SOURCE RECORDS:

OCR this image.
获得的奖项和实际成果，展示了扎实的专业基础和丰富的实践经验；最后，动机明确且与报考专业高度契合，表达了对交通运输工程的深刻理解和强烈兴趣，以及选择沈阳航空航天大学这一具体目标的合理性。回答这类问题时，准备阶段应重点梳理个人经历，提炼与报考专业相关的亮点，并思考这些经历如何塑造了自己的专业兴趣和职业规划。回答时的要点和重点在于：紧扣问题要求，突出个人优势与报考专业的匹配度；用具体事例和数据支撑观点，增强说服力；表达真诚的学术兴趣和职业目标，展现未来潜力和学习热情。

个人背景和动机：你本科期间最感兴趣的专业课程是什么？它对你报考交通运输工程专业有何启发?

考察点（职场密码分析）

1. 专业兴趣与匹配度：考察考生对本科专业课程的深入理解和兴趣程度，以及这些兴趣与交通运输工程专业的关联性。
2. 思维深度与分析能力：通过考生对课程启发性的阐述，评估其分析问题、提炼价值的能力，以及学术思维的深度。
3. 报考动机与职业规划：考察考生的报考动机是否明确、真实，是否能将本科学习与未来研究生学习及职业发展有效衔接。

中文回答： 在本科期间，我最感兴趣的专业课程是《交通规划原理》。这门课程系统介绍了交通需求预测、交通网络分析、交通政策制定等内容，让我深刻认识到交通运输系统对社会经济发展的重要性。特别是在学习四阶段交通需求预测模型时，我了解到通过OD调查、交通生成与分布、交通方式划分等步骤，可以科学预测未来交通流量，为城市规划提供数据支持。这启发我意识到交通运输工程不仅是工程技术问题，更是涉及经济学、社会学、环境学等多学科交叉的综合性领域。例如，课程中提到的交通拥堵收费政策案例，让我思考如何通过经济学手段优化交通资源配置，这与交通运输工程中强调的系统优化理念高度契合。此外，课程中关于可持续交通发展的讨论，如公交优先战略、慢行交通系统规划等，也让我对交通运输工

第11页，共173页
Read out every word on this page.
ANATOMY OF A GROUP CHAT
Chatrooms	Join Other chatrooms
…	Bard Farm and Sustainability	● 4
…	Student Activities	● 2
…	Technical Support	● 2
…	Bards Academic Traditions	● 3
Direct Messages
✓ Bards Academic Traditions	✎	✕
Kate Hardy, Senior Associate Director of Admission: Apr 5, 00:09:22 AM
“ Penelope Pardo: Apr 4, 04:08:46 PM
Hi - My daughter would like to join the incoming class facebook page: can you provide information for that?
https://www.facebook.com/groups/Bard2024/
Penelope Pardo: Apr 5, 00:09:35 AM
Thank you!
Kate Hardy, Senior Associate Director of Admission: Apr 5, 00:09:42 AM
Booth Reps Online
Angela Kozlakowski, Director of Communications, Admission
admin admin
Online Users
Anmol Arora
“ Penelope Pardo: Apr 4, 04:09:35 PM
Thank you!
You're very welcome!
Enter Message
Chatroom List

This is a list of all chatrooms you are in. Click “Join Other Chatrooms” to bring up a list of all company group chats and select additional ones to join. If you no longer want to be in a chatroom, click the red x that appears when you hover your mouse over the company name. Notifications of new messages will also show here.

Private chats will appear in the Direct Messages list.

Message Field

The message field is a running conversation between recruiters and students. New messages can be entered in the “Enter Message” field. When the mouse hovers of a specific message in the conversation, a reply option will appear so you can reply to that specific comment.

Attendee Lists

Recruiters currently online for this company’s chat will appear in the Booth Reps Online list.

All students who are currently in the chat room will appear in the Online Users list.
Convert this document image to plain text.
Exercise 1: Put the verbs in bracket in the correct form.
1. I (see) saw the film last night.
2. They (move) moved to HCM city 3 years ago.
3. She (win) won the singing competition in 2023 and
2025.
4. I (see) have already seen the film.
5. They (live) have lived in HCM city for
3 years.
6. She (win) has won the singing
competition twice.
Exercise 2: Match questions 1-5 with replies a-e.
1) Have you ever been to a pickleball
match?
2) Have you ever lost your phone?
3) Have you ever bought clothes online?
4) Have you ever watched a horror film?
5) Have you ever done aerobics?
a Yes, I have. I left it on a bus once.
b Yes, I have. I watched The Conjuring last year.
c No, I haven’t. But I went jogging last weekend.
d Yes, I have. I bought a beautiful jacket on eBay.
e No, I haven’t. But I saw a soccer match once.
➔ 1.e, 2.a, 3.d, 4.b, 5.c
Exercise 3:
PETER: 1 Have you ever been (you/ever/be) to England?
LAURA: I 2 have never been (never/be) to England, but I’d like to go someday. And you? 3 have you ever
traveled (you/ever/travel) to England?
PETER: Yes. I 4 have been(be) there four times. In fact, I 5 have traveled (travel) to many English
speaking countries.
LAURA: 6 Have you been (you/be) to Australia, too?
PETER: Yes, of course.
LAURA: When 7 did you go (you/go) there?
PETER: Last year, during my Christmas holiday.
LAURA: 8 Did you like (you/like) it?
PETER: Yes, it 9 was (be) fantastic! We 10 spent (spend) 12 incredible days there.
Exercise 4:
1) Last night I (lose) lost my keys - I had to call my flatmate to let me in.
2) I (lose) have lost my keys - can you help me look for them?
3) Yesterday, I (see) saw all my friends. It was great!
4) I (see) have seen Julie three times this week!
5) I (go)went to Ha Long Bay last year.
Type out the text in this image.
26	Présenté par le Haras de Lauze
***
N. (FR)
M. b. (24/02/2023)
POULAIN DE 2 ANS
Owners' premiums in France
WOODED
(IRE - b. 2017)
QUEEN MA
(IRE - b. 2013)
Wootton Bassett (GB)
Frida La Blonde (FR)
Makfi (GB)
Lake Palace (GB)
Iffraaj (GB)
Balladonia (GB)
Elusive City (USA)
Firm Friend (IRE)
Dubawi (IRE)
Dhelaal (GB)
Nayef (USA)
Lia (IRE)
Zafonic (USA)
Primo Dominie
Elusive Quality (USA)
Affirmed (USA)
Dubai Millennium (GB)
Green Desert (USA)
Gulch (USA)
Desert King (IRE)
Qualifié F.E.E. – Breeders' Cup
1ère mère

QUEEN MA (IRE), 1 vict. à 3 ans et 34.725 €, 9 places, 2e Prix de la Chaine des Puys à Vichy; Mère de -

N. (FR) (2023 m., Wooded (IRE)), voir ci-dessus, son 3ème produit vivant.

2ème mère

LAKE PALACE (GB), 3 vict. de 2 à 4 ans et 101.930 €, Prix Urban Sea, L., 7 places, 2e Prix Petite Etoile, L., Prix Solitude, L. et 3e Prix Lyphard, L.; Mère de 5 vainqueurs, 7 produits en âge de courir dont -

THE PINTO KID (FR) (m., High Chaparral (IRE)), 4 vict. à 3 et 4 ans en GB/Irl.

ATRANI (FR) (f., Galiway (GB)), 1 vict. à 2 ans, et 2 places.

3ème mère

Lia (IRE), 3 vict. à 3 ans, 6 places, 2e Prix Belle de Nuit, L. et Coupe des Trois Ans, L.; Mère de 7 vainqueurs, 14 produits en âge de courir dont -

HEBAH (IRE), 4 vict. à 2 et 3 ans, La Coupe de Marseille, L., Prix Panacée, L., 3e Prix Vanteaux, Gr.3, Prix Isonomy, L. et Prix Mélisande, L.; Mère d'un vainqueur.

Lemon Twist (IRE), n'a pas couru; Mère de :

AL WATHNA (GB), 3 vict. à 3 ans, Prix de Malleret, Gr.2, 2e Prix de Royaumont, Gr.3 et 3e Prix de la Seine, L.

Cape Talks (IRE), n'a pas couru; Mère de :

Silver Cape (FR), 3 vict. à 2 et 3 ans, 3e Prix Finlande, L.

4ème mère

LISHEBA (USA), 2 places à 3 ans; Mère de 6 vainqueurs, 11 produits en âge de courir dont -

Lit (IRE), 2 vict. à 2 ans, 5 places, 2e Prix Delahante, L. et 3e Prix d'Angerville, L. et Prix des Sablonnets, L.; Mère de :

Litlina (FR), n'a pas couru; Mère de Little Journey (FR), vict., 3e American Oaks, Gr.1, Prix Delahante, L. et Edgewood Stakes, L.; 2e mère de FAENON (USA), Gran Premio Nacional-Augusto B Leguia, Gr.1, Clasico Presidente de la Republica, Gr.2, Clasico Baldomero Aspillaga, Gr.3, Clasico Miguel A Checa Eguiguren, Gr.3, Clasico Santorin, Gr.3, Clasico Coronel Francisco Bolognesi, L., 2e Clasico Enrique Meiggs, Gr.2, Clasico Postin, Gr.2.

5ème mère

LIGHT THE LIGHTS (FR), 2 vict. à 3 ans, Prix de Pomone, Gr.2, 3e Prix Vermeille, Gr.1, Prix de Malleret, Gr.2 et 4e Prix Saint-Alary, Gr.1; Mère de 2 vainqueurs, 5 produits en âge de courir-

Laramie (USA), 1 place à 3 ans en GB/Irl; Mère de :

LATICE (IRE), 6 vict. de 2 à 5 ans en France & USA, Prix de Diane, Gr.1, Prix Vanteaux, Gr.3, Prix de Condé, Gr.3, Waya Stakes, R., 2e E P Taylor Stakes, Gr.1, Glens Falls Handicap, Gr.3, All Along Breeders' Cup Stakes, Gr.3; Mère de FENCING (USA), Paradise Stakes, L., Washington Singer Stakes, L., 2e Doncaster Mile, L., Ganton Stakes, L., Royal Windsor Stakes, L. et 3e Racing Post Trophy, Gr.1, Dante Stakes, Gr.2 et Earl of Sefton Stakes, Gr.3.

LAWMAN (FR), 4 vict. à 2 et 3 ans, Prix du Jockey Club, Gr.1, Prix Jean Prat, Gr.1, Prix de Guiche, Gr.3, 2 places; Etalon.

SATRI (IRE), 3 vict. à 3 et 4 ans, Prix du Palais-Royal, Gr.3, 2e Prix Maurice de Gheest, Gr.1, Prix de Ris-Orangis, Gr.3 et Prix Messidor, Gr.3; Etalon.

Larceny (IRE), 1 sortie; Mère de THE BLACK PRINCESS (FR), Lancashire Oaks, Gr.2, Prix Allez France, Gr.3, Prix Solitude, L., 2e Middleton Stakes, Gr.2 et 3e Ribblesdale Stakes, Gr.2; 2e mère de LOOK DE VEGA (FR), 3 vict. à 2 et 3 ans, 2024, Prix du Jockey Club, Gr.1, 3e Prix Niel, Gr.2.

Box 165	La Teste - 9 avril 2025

CHALLENGE: Every line holding "that" should be copied out.

FINISHED TASK:
Hi - My daughter would like to join the incoming class facebook page: can you provide information for that?
This is a list of all chatrooms you are in. Click “Join Other Chatrooms” to bring up a list of all company group chats and select additional ones to join. If you no longer want to be in a chatroom, click the red x that appears when you hover your mouse over the company name. Notifications of new messages will also show here.
The message field is a running conversation between recruiters and students. New messages can be entered in the “Enter Message” field. When the mouse hovers of a specific message in the conversation, a reply option will appear so you can reply to that specific comment.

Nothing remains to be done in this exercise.